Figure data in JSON
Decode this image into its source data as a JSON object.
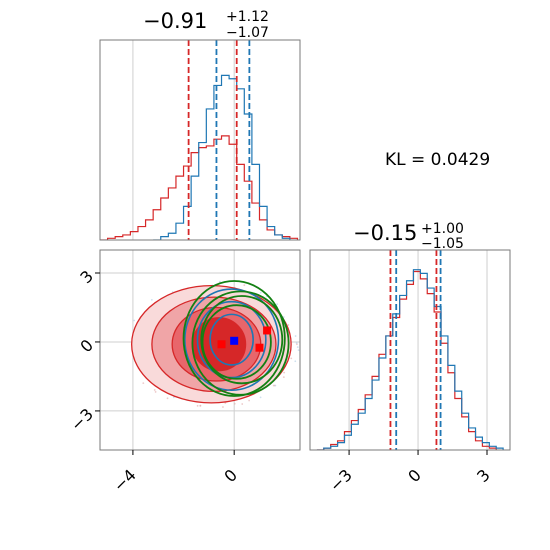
{
  "chart_data": [
    {
      "type": "step-histogram",
      "panel": "marginal-x",
      "title": {
        "median": "−0.91",
        "plus": "+1.12",
        "minus": "−1.07"
      },
      "xlim": [
        -5.3,
        2.6
      ],
      "grid": true,
      "series": [
        {
          "name": "",
          "color": "#d62728",
          "x": [
            -5.3,
            -5.0,
            -4.7,
            -4.4,
            -4.1,
            -3.8,
            -3.5,
            -3.2,
            -2.9,
            -2.6,
            -2.3,
            -2.0,
            -1.7,
            -1.4,
            -1.1,
            -0.8,
            -0.5,
            -0.2,
            0.1,
            0.4,
            0.7,
            1.0,
            1.3,
            1.6,
            1.9,
            2.2,
            2.5
          ],
          "values": [
            0,
            0.01,
            0.02,
            0.03,
            0.05,
            0.08,
            0.12,
            0.18,
            0.25,
            0.31,
            0.38,
            0.44,
            0.52,
            0.55,
            0.56,
            0.6,
            0.62,
            0.57,
            0.45,
            0.35,
            0.22,
            0.12,
            0.06,
            0.03,
            0.02,
            0.01,
            0
          ]
        },
        {
          "name": "",
          "color": "#1f77b4",
          "x": [
            -3.2,
            -2.9,
            -2.6,
            -2.3,
            -2.0,
            -1.7,
            -1.4,
            -1.1,
            -0.8,
            -0.5,
            -0.2,
            0.1,
            0.4,
            0.7,
            1.0,
            1.3,
            1.6,
            1.9,
            2.2
          ],
          "values": [
            0,
            0.02,
            0.04,
            0.1,
            0.2,
            0.38,
            0.58,
            0.78,
            0.92,
            0.98,
            0.96,
            0.9,
            0.75,
            0.45,
            0.2,
            0.08,
            0.03,
            0.01,
            0
          ]
        }
      ],
      "quantile_lines": [
        {
          "color": "#d62728",
          "x": [
            -1.8,
            0.1
          ]
        },
        {
          "color": "#1f77b4",
          "x": [
            -0.7,
            0.6
          ]
        }
      ]
    },
    {
      "type": "step-histogram",
      "panel": "marginal-y",
      "title": {
        "median": "−0.15",
        "plus": "+1.00",
        "minus": "−1.05"
      },
      "xlim": [
        -4.7,
        4.0
      ],
      "x_ticks": [
        "−3",
        "0",
        "3"
      ],
      "grid": true,
      "series": [
        {
          "name": "",
          "color": "#d62728",
          "x": [
            -4.4,
            -4.1,
            -3.8,
            -3.5,
            -3.2,
            -2.9,
            -2.6,
            -2.3,
            -2.0,
            -1.7,
            -1.4,
            -1.1,
            -0.8,
            -0.5,
            -0.2,
            0.1,
            0.4,
            0.7,
            1.0,
            1.3,
            1.6,
            1.9,
            2.2,
            2.5,
            2.8,
            3.1,
            3.4
          ],
          "values": [
            0,
            0.01,
            0.03,
            0.05,
            0.1,
            0.16,
            0.22,
            0.3,
            0.4,
            0.52,
            0.62,
            0.72,
            0.82,
            0.9,
            0.97,
            0.93,
            0.85,
            0.75,
            0.58,
            0.42,
            0.28,
            0.18,
            0.1,
            0.05,
            0.02,
            0.01,
            0
          ]
        },
        {
          "name": "",
          "color": "#1f77b4",
          "x": [
            -4.4,
            -4.1,
            -3.8,
            -3.5,
            -3.2,
            -2.9,
            -2.6,
            -2.3,
            -2.0,
            -1.7,
            -1.4,
            -1.1,
            -0.8,
            -0.5,
            -0.2,
            0.1,
            0.4,
            0.7,
            1.0,
            1.3,
            1.6,
            1.9,
            2.2,
            2.5,
            2.8,
            3.1,
            3.4,
            3.7
          ],
          "values": [
            0,
            0.01,
            0.02,
            0.04,
            0.08,
            0.14,
            0.2,
            0.28,
            0.38,
            0.5,
            0.62,
            0.74,
            0.84,
            0.92,
            0.98,
            0.96,
            0.88,
            0.78,
            0.62,
            0.46,
            0.32,
            0.2,
            0.12,
            0.07,
            0.04,
            0.02,
            0.01,
            0
          ]
        }
      ],
      "quantile_lines": [
        {
          "color": "#d62728",
          "x": [
            -1.2,
            0.8
          ]
        },
        {
          "color": "#1f77b4",
          "x": [
            -0.95,
            0.98
          ]
        }
      ]
    },
    {
      "type": "contour",
      "panel": "joint",
      "xlim": [
        -5.3,
        2.6
      ],
      "ylim": [
        -4.7,
        4.0
      ],
      "x_ticks": [
        "−4",
        "0"
      ],
      "y_ticks": [
        "3",
        "0",
        "−3"
      ],
      "grid": true,
      "red_filled_levels": [
        {
          "cx": -0.9,
          "cy": -0.1,
          "rx": 3.15,
          "ry": 2.55,
          "fill": "#f9dada"
        },
        {
          "cx": -0.8,
          "cy": -0.1,
          "rx": 2.45,
          "ry": 2.05,
          "fill": "#f0a5a7"
        },
        {
          "cx": -0.7,
          "cy": -0.1,
          "rx": 1.75,
          "ry": 1.6,
          "fill": "#e8666b"
        },
        {
          "cx": -0.6,
          "cy": -0.1,
          "rx": 1.05,
          "ry": 1.15,
          "fill": "#d62728"
        }
      ],
      "blue_contour_levels": [
        {
          "cx": -0.1,
          "cy": 0.1,
          "rx": 1.85,
          "ry": 2.2
        },
        {
          "cx": -0.1,
          "cy": 0.1,
          "rx": 1.35,
          "ry": 1.65
        },
        {
          "cx": -0.1,
          "cy": 0.1,
          "rx": 0.85,
          "ry": 1.1
        }
      ],
      "green_ellipses": [
        {
          "cx": 0.0,
          "cy": 0.15,
          "rx": 2.0,
          "ry": 2.5
        },
        {
          "cx": 0.25,
          "cy": -0.05,
          "rx": 1.9,
          "ry": 2.25
        },
        {
          "cx": 0.1,
          "cy": 0.0,
          "rx": 1.35,
          "ry": 1.6
        },
        {
          "cx": 0.3,
          "cy": 0.1,
          "rx": 1.6,
          "ry": 1.9
        }
      ],
      "red_markers": [
        {
          "x": 1.3,
          "y": 0.5
        },
        {
          "x": 1.0,
          "y": -0.25
        },
        {
          "x": -0.5,
          "y": -0.1
        }
      ],
      "blue_markers": [
        {
          "x": 0.0,
          "y": 0.05
        }
      ]
    }
  ],
  "annotation": {
    "kl_text": "KL = 0.0429"
  }
}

» **REQUEST**: Show every line in the entries where the string "panel" occurs.

» **REPLY TO THE TASK**:
      "panel": "marginal-x",
      "panel": "marginal-y",
      "panel": "joint",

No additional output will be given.